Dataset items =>
---*---
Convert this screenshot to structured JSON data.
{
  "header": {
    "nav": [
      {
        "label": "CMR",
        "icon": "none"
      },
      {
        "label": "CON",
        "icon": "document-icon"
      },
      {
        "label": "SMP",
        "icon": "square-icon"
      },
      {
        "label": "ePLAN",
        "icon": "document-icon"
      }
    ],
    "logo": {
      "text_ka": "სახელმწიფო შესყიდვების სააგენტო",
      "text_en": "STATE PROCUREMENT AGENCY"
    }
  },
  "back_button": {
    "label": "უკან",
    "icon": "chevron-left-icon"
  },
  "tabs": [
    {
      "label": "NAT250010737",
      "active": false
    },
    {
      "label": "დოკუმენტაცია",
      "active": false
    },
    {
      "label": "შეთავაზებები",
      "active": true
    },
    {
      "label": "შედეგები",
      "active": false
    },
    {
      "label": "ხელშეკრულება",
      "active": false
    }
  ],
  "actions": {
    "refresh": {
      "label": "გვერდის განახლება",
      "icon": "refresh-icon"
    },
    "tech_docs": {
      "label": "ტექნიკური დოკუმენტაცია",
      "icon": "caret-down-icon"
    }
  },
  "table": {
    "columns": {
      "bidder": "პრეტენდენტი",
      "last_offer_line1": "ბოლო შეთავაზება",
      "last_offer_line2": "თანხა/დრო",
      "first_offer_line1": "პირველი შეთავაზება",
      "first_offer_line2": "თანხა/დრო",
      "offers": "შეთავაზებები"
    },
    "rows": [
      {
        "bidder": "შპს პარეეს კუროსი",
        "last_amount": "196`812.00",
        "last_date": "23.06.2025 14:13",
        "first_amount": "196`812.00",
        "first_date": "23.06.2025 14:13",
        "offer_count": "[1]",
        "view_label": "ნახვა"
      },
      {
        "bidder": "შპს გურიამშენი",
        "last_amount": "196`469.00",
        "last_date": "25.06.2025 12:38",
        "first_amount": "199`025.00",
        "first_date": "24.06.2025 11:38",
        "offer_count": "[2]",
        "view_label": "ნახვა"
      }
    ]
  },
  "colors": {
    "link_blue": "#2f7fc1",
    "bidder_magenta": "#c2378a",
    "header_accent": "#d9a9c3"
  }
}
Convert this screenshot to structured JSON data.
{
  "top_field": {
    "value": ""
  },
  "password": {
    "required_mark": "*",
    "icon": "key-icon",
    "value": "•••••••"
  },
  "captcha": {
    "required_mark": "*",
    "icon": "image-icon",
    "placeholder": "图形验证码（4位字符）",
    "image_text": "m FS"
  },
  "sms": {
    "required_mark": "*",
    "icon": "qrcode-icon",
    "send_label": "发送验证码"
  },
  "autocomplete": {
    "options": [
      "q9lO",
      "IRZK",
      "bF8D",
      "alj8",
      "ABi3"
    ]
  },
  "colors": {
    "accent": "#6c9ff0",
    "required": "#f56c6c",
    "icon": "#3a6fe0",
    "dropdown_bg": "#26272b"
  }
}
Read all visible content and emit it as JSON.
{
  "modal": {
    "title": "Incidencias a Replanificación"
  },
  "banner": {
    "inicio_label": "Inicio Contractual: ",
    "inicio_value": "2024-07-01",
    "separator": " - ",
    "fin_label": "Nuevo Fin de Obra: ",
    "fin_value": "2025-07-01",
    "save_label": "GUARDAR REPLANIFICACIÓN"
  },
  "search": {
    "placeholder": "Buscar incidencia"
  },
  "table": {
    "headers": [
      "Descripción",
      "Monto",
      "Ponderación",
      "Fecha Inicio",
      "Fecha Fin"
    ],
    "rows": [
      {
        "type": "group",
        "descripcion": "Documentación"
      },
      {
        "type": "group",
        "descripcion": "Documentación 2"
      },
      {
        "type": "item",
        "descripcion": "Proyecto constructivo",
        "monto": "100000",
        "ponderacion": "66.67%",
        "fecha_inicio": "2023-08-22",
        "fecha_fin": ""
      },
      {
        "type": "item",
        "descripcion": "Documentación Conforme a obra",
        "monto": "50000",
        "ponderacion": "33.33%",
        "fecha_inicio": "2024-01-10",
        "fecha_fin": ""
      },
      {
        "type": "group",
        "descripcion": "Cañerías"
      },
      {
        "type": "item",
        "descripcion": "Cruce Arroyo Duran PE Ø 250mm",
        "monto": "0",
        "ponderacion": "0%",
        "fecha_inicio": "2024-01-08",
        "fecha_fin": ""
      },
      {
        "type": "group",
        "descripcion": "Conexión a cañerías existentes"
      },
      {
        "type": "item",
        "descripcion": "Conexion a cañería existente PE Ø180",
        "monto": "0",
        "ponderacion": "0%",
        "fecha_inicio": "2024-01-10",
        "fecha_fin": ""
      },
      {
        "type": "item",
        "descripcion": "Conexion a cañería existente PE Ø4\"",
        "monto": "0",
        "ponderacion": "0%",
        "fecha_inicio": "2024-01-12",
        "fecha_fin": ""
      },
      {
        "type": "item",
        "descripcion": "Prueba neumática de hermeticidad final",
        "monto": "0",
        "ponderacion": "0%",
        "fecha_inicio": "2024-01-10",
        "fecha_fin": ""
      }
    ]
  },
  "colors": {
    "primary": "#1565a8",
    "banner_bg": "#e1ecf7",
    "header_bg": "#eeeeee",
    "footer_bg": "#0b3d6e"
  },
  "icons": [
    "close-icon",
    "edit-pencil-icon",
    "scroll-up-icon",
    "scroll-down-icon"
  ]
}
---*---
Exercise prompt => From the records above, extract everything verbatim.

Result of this task =>
Convert this screenshot to structured JSON data.
{
  "header": {
    "nav": [
      {
        "label": "CMR",
        "icon": "none"
      },
      {
        "label": "CON",
        "icon": "document-icon"
      },
      {
        "label": "SMP",
        "icon": "square-icon"
      },
      {
        "label": "ePLAN",
        "icon": "document-icon"
      }
    ],
    "logo": {
      "text_ka": "სახელმწიფო შესყიდვების სააგენტო",
      "text_en": "STATE PROCUREMENT AGENCY"
    }
  },
  "back_button": {
    "label": "უკან",
    "icon": "chevron-left-icon"
  },
  "tabs": [
    {
      "label": "NAT250010737",
      "active": false
    },
    {
      "label": "დოკუმენტაცია",
      "active": false
    },
    {
      "label": "შეთავაზებები",
      "active": true
    },
    {
      "label": "შედეგები",
      "active": false
    },
    {
      "label": "ხელშეკრულება",
      "active": false
    }
  ],
  "actions": {
    "refresh": {
      "label": "გვერდის განახლება",
      "icon": "refresh-icon"
    },
    "tech_docs": {
      "label": "ტექნიკური დოკუმენტაცია",
      "icon": "caret-down-icon"
    }
  },
  "table": {
    "columns": {
      "bidder": "პრეტენდენტი",
      "last_offer_line1": "ბოლო შეთავაზება",
      "last_offer_line2": "თანხა/დრო",
      "first_offer_line1": "პირველი შეთავაზება",
      "first_offer_line2": "თანხა/დრო",
      "offers": "შეთავაზებები"
    },
    "rows": [
      {
        "bidder": "შპს პარეეს კუროსი",
        "last_amount": "196`812.00",
        "last_date": "23.06.2025 14:13",
        "first_amount": "196`812.00",
        "first_date": "23.06.2025 14:13",
        "offer_count": "[1]",
        "view_label": "ნახვა"
      },
      {
        "bidder": "შპს გურიამშენი",
        "last_amount": "196`469.00",
        "last_date": "25.06.2025 12:38",
        "first_amount": "199`025.00",
        "first_date": "24.06.2025 11:38",
        "offer_count": "[2]",
        "view_label": "ნახვა"
      }
    ]
  },
  "colors": {
    "link_blue": "#2f7fc1",
    "bidder_magenta": "#c2378a",
    "header_accent": "#d9a9c3"
  }
}
Convert this screenshot to structured JSON data.
{
  "top_field": {
    "value": ""
  },
  "password": {
    "required_mark": "*",
    "icon": "key-icon",
    "value": "•••••••"
  },
  "captcha": {
    "required_mark": "*",
    "icon": "image-icon",
    "placeholder": "图形验证码（4位字符）",
    "image_text": "m FS"
  },
  "sms": {
    "required_mark": "*",
    "icon": "qrcode-icon",
    "send_label": "发送验证码"
  },
  "autocomplete": {
    "options": [
      "q9lO",
      "IRZK",
      "bF8D",
      "alj8",
      "ABi3"
    ]
  },
  "colors": {
    "accent": "#6c9ff0",
    "required": "#f56c6c",
    "icon": "#3a6fe0",
    "dropdown_bg": "#26272b"
  }
}
Read all visible content and emit it as JSON.
{
  "modal": {
    "title": "Incidencias a Replanificación"
  },
  "banner": {
    "inicio_label": "Inicio Contractual: ",
    "inicio_value": "2024-07-01",
    "separator": " - ",
    "fin_label": "Nuevo Fin de Obra: ",
    "fin_value": "2025-07-01",
    "save_label": "GUARDAR REPLANIFICACIÓN"
  },
  "search": {
    "placeholder": "Buscar incidencia"
  },
  "table": {
    "headers": [
      "Descripción",
      "Monto",
      "Ponderación",
      "Fecha Inicio",
      "Fecha Fin"
    ],
    "rows": [
      {
        "type": "group",
        "descripcion": "Documentación"
      },
      {
        "type": "group",
        "descripcion": "Documentación 2"
      },
      {
        "type": "item",
        "descripcion": "Proyecto constructivo",
        "monto": "100000",
        "ponderacion": "66.67%",
        "fecha_inicio": "2023-08-22",
        "fecha_fin": ""
      },
      {
        "type": "item",
        "descripcion": "Documentación Conforme a obra",
        "monto": "50000",
        "ponderacion": "33.33%",
        "fecha_inicio": "2024-01-10",
        "fecha_fin": ""
      },
      {
        "type": "group",
        "descripcion": "Cañerías"
      },
      {
        "type": "item",
        "descripcion": "Cruce Arroyo Duran PE Ø 250mm",
        "monto": "0",
        "ponderacion": "0%",
        "fecha_inicio": "2024-01-08",
        "fecha_fin": ""
      },
      {
        "type": "group",
        "descripcion": "Conexión a cañerías existentes"
      },
      {
        "type": "item",
        "descripcion": "Conexion a cañería existente PE Ø180",
        "monto": "0",
        "ponderacion": "0%",
        "fecha_inicio": "2024-01-10",
        "fecha_fin": ""
      },
      {
        "type": "item",
        "descripcion": "Conexion a cañería existente PE Ø4\"",
        "monto": "0",
        "ponderacion": "0%",
        "fecha_inicio": "2024-01-12",
        "fecha_fin": ""
      },
      {
        "type": "item",
        "descripcion": "Prueba neumática de hermeticidad final",
        "monto": "0",
        "ponderacion": "0%",
        "fecha_inicio": "2024-01-10",
        "fecha_fin": ""
      }
    ]
  },
  "colors": {
    "primary": "#1565a8",
    "banner_bg": "#e1ecf7",
    "header_bg": "#eeeeee",
    "footer_bg": "#0b3d6e"
  },
  "icons": [
    "close-icon",
    "edit-pencil-icon",
    "scroll-up-icon",
    "scroll-down-icon"
  ]
}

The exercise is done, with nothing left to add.